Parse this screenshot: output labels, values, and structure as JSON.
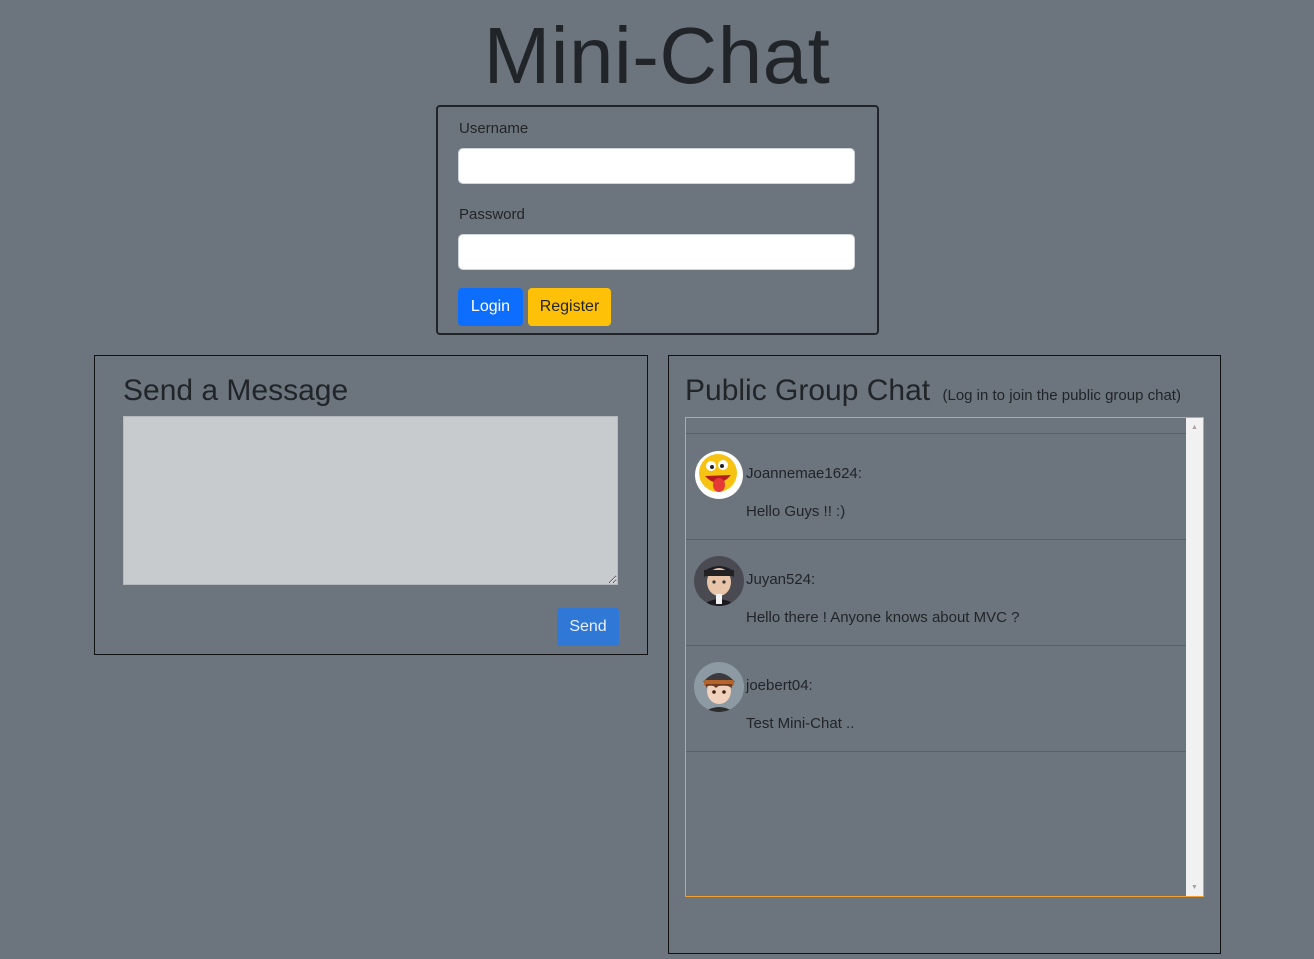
{
  "app": {
    "title": "Mini-Chat"
  },
  "login": {
    "username_label": "Username",
    "username_value": "",
    "password_label": "Password",
    "password_value": "",
    "login_label": "Login",
    "register_label": "Register"
  },
  "send_panel": {
    "heading": "Send a Message",
    "message_value": "",
    "send_label": "Send"
  },
  "chat_panel": {
    "heading": "Public Group Chat",
    "subheading": "(Log in to join the public group chat)",
    "messages": [
      {
        "user": "Joannemae1624:",
        "text": "Hello Guys !! :)",
        "avatar": "laughing-emoji-icon"
      },
      {
        "user": "Juyan524:",
        "text": "Hello there ! Anyone knows about MVC ?",
        "avatar": "anime-boy-avatar"
      },
      {
        "user": "joebert04:",
        "text": "Test Mini-Chat ..",
        "avatar": "anime-boy-cap-avatar"
      }
    ]
  },
  "colors": {
    "background": "#6c757d",
    "login_button": "#0d6efd",
    "register_button": "#ffc107",
    "send_button": "#2f78d6",
    "chat_border": "#f0a030"
  }
}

Exercise brief:
Omit every picture, then reproduce the rest of the listing exactly.

Full output:
Parse this screenshot: output labels, values, and structure as JSON.
{
  "app": {
    "title": "Mini-Chat"
  },
  "login": {
    "username_label": "Username",
    "username_value": "",
    "password_label": "Password",
    "password_value": "",
    "login_label": "Login",
    "register_label": "Register"
  },
  "send_panel": {
    "heading": "Send a Message",
    "message_value": "",
    "send_label": "Send"
  },
  "chat_panel": {
    "heading": "Public Group Chat",
    "subheading": "(Log in to join the public group chat)",
    "messages": [
      {
        "user": "Joannemae1624:",
        "text": "Hello Guys !! :)",
        "avatar": "laughing-emoji-icon"
      },
      {
        "user": "Juyan524:",
        "text": "Hello there ! Anyone knows about MVC ?",
        "avatar": "anime-boy-avatar"
      },
      {
        "user": "joebert04:",
        "text": "Test Mini-Chat ..",
        "avatar": "anime-boy-cap-avatar"
      }
    ]
  },
  "colors": {
    "background": "#6c757d",
    "login_button": "#0d6efd",
    "register_button": "#ffc107",
    "send_button": "#2f78d6",
    "chat_border": "#f0a030"
  }
}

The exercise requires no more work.